- WORK TO COMPLETE
Repeat every line exactly, keeping the pictures out of the copy.

- DATA LINES
————————
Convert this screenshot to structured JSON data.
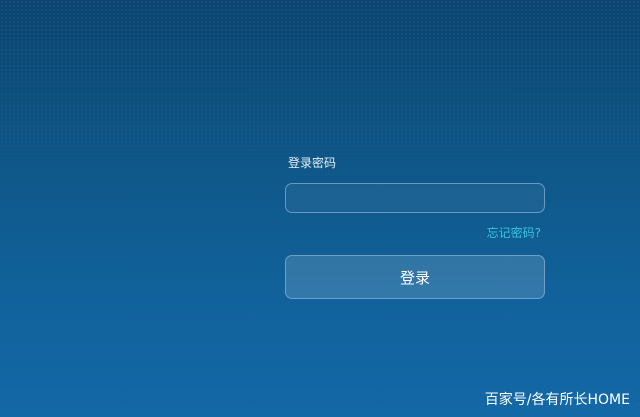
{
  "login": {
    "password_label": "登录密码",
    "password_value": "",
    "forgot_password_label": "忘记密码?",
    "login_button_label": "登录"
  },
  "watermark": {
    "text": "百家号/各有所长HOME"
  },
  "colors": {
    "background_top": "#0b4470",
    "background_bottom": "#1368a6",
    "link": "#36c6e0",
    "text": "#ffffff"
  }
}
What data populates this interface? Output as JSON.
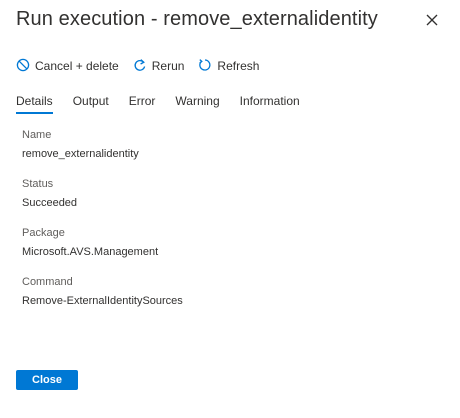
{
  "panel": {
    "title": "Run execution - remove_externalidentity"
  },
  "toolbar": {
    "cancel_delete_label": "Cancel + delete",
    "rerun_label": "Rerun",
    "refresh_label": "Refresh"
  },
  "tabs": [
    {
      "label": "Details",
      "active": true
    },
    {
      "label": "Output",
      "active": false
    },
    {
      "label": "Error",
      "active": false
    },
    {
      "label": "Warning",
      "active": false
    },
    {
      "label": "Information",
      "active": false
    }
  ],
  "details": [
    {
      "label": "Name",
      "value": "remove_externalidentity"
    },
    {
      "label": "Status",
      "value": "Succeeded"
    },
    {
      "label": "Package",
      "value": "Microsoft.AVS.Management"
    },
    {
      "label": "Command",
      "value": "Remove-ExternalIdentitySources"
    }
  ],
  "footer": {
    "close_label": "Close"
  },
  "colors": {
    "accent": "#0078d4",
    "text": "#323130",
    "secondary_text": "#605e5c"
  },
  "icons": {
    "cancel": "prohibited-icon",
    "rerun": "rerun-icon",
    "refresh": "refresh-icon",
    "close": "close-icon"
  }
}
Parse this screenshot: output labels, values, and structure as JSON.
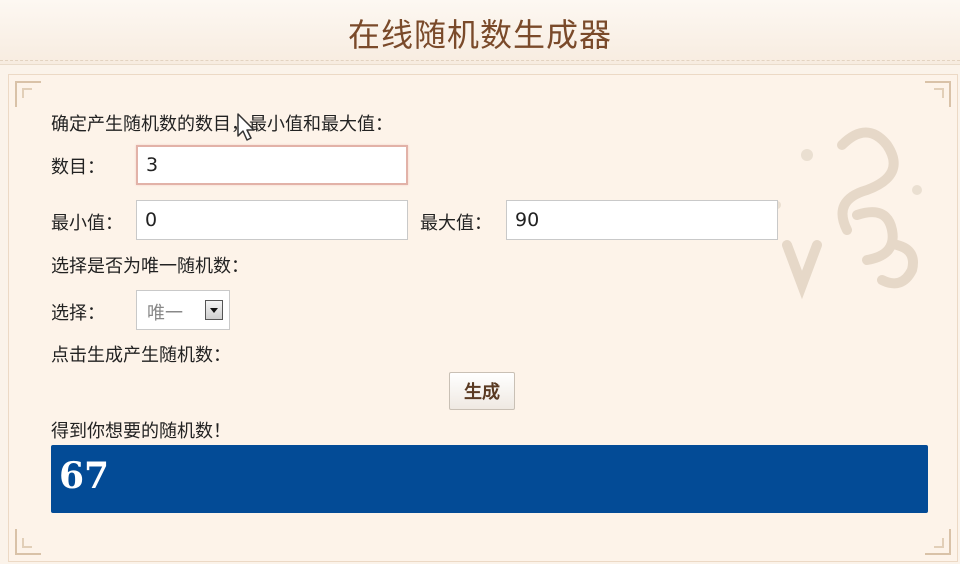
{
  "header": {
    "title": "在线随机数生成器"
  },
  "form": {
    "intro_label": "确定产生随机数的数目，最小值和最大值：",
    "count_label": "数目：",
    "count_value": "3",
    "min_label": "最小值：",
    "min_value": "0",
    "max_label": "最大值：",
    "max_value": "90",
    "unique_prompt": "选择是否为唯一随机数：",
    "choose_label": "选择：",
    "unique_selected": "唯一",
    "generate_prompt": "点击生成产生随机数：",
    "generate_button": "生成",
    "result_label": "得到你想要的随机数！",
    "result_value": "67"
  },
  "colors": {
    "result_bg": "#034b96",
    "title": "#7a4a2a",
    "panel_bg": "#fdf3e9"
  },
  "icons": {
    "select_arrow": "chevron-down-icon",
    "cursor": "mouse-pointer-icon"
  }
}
————————
- SOLUTION FOR THIS PROBLEM
Convert this screenshot to structured JSON data.
{
  "login": {
    "password_label": "登录密码",
    "password_value": "",
    "forgot_password_label": "忘记密码?",
    "login_button_label": "登录"
  },
  "watermark": {
    "text": "百家号/各有所长HOME"
  },
  "colors": {
    "background_top": "#0b4470",
    "background_bottom": "#1368a6",
    "link": "#36c6e0",
    "text": "#ffffff"
  }
}
What data populates this interface? Output as JSON.
{
  "panel": {
    "title": "Run execution - remove_externalidentity"
  },
  "toolbar": {
    "cancel_delete_label": "Cancel + delete",
    "rerun_label": "Rerun",
    "refresh_label": "Refresh"
  },
  "tabs": [
    {
      "label": "Details",
      "active": true
    },
    {
      "label": "Output",
      "active": false
    },
    {
      "label": "Error",
      "active": false
    },
    {
      "label": "Warning",
      "active": false
    },
    {
      "label": "Information",
      "active": false
    }
  ],
  "details": [
    {
      "label": "Name",
      "value": "remove_externalidentity"
    },
    {
      "label": "Status",
      "value": "Succeeded"
    },
    {
      "label": "Package",
      "value": "Microsoft.AVS.Management"
    },
    {
      "label": "Command",
      "value": "Remove-ExternalIdentitySources"
    }
  ],
  "footer": {
    "close_label": "Close"
  },
  "colors": {
    "accent": "#0078d4",
    "text": "#323130",
    "secondary_text": "#605e5c"
  },
  "icons": {
    "cancel": "prohibited-icon",
    "rerun": "rerun-icon",
    "refresh": "refresh-icon",
    "close": "close-icon"
  }
}
Parse this screenshot: output labels, values, and structure as JSON.
{
  "header": {
    "title": "在线随机数生成器"
  },
  "form": {
    "intro_label": "确定产生随机数的数目，最小值和最大值：",
    "count_label": "数目：",
    "count_value": "3",
    "min_label": "最小值：",
    "min_value": "0",
    "max_label": "最大值：",
    "max_value": "90",
    "unique_prompt": "选择是否为唯一随机数：",
    "choose_label": "选择：",
    "unique_selected": "唯一",
    "generate_prompt": "点击生成产生随机数：",
    "generate_button": "生成",
    "result_label": "得到你想要的随机数！",
    "result_value": "67"
  },
  "colors": {
    "result_bg": "#034b96",
    "title": "#7a4a2a",
    "panel_bg": "#fdf3e9"
  },
  "icons": {
    "select_arrow": "chevron-down-icon",
    "cursor": "mouse-pointer-icon"
  }
}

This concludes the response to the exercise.